#### [DESCRIPTION OF THE TASK]
Without omitting anything, retype the data that follows.

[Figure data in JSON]

____________

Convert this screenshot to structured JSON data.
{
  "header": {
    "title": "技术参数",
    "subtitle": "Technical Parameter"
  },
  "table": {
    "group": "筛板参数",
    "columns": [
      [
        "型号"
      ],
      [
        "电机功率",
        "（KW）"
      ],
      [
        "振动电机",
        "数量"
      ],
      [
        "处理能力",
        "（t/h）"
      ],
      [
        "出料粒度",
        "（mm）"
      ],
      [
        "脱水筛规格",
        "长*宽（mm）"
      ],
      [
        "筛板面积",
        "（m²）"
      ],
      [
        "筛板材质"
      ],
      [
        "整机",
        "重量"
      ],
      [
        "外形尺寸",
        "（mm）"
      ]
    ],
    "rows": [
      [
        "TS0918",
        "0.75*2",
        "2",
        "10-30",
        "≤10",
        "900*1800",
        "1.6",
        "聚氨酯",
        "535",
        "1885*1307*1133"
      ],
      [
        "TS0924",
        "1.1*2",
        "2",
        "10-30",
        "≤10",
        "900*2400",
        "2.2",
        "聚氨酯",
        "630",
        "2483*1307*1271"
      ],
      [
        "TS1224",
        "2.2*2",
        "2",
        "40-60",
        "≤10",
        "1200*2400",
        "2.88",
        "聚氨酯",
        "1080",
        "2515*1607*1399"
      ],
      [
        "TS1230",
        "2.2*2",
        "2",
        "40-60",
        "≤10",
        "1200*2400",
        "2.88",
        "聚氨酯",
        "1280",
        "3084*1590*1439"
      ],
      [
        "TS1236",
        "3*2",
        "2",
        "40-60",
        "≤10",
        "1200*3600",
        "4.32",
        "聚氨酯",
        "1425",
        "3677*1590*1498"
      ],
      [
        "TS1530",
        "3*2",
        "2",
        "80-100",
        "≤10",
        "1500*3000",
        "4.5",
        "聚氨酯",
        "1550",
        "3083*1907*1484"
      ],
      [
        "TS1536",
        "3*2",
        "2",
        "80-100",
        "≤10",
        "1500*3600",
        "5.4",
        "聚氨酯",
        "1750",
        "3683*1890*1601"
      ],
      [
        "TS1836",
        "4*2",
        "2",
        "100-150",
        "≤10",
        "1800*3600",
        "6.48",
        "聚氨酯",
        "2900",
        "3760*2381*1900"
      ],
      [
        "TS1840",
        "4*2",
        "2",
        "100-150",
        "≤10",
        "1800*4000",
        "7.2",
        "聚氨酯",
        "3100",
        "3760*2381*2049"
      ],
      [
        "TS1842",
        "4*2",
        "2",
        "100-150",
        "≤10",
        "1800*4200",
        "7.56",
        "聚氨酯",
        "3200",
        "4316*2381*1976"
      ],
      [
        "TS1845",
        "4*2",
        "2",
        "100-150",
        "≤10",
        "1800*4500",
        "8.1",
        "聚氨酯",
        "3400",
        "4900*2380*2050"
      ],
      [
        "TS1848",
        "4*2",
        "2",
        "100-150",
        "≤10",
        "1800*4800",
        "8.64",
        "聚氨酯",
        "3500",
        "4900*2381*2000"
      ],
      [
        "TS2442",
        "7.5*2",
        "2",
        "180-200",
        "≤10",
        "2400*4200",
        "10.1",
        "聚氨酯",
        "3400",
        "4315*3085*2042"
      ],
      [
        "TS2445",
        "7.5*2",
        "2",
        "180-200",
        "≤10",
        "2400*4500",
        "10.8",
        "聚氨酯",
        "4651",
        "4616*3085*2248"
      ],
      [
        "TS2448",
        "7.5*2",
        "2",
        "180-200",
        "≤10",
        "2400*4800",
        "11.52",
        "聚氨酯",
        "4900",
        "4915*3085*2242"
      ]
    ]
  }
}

____________

#### [ANSWER TO THE PROBLEM]
Convert this screenshot to structured JSON data.
{
  "header": {
    "title": "技术参数",
    "subtitle": "Technical Parameter"
  },
  "table": {
    "group": "筛板参数",
    "columns": [
      [
        "型号"
      ],
      [
        "电机功率",
        "（KW）"
      ],
      [
        "振动电机",
        "数量"
      ],
      [
        "处理能力",
        "（t/h）"
      ],
      [
        "出料粒度",
        "（mm）"
      ],
      [
        "脱水筛规格",
        "长*宽（mm）"
      ],
      [
        "筛板面积",
        "（m²）"
      ],
      [
        "筛板材质"
      ],
      [
        "整机",
        "重量"
      ],
      [
        "外形尺寸",
        "（mm）"
      ]
    ],
    "rows": [
      [
        "TS0918",
        "0.75*2",
        "2",
        "10-30",
        "≤10",
        "900*1800",
        "1.6",
        "聚氨酯",
        "535",
        "1885*1307*1133"
      ],
      [
        "TS0924",
        "1.1*2",
        "2",
        "10-30",
        "≤10",
        "900*2400",
        "2.2",
        "聚氨酯",
        "630",
        "2483*1307*1271"
      ],
      [
        "TS1224",
        "2.2*2",
        "2",
        "40-60",
        "≤10",
        "1200*2400",
        "2.88",
        "聚氨酯",
        "1080",
        "2515*1607*1399"
      ],
      [
        "TS1230",
        "2.2*2",
        "2",
        "40-60",
        "≤10",
        "1200*2400",
        "2.88",
        "聚氨酯",
        "1280",
        "3084*1590*1439"
      ],
      [
        "TS1236",
        "3*2",
        "2",
        "40-60",
        "≤10",
        "1200*3600",
        "4.32",
        "聚氨酯",
        "1425",
        "3677*1590*1498"
      ],
      [
        "TS1530",
        "3*2",
        "2",
        "80-100",
        "≤10",
        "1500*3000",
        "4.5",
        "聚氨酯",
        "1550",
        "3083*1907*1484"
      ],
      [
        "TS1536",
        "3*2",
        "2",
        "80-100",
        "≤10",
        "1500*3600",
        "5.4",
        "聚氨酯",
        "1750",
        "3683*1890*1601"
      ],
      [
        "TS1836",
        "4*2",
        "2",
        "100-150",
        "≤10",
        "1800*3600",
        "6.48",
        "聚氨酯",
        "2900",
        "3760*2381*1900"
      ],
      [
        "TS1840",
        "4*2",
        "2",
        "100-150",
        "≤10",
        "1800*4000",
        "7.2",
        "聚氨酯",
        "3100",
        "3760*2381*2049"
      ],
      [
        "TS1842",
        "4*2",
        "2",
        "100-150",
        "≤10",
        "1800*4200",
        "7.56",
        "聚氨酯",
        "3200",
        "4316*2381*1976"
      ],
      [
        "TS1845",
        "4*2",
        "2",
        "100-150",
        "≤10",
        "1800*4500",
        "8.1",
        "聚氨酯",
        "3400",
        "4900*2380*2050"
      ],
      [
        "TS1848",
        "4*2",
        "2",
        "100-150",
        "≤10",
        "1800*4800",
        "8.64",
        "聚氨酯",
        "3500",
        "4900*2381*2000"
      ],
      [
        "TS2442",
        "7.5*2",
        "2",
        "180-200",
        "≤10",
        "2400*4200",
        "10.1",
        "聚氨酯",
        "3400",
        "4315*3085*2042"
      ],
      [
        "TS2445",
        "7.5*2",
        "2",
        "180-200",
        "≤10",
        "2400*4500",
        "10.8",
        "聚氨酯",
        "4651",
        "4616*3085*2248"
      ],
      [
        "TS2448",
        "7.5*2",
        "2",
        "180-200",
        "≤10",
        "2400*4800",
        "11.52",
        "聚氨酯",
        "4900",
        "4915*3085*2242"
      ]
    ]
  }
}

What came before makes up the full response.